(MATERIAL):
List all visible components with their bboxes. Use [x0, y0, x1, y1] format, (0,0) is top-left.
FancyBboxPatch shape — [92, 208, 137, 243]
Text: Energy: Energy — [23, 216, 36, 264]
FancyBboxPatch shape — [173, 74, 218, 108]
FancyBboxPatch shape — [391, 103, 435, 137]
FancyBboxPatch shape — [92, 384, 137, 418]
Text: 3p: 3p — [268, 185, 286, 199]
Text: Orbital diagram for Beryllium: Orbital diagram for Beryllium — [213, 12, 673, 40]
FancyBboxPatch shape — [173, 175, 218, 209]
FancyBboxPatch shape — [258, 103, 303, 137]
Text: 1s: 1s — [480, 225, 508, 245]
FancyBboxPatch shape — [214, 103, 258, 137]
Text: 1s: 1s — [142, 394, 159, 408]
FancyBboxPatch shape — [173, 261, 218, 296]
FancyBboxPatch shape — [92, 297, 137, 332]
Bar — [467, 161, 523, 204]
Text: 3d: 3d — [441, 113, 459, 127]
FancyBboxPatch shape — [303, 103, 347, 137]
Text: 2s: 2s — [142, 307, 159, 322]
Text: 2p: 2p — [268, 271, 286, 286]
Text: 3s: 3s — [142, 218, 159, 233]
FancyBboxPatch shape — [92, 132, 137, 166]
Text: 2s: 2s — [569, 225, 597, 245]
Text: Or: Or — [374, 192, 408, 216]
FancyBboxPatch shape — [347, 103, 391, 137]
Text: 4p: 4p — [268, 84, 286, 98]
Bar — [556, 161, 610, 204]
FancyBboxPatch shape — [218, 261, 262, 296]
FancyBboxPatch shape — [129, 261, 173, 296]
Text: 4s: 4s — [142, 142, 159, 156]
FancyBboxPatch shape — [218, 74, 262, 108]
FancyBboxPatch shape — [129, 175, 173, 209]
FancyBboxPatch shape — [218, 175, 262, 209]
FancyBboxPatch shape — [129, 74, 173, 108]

(EXERCISE REQUIREMENTS): Pick out and copy every line of the rows above that contains the string "their", matching case exactly.

(SOLUTION TO THIS TASK):
List all visible components with their bboxes. Use [x0, y0, x1, y1] format, (0,0) is top-left.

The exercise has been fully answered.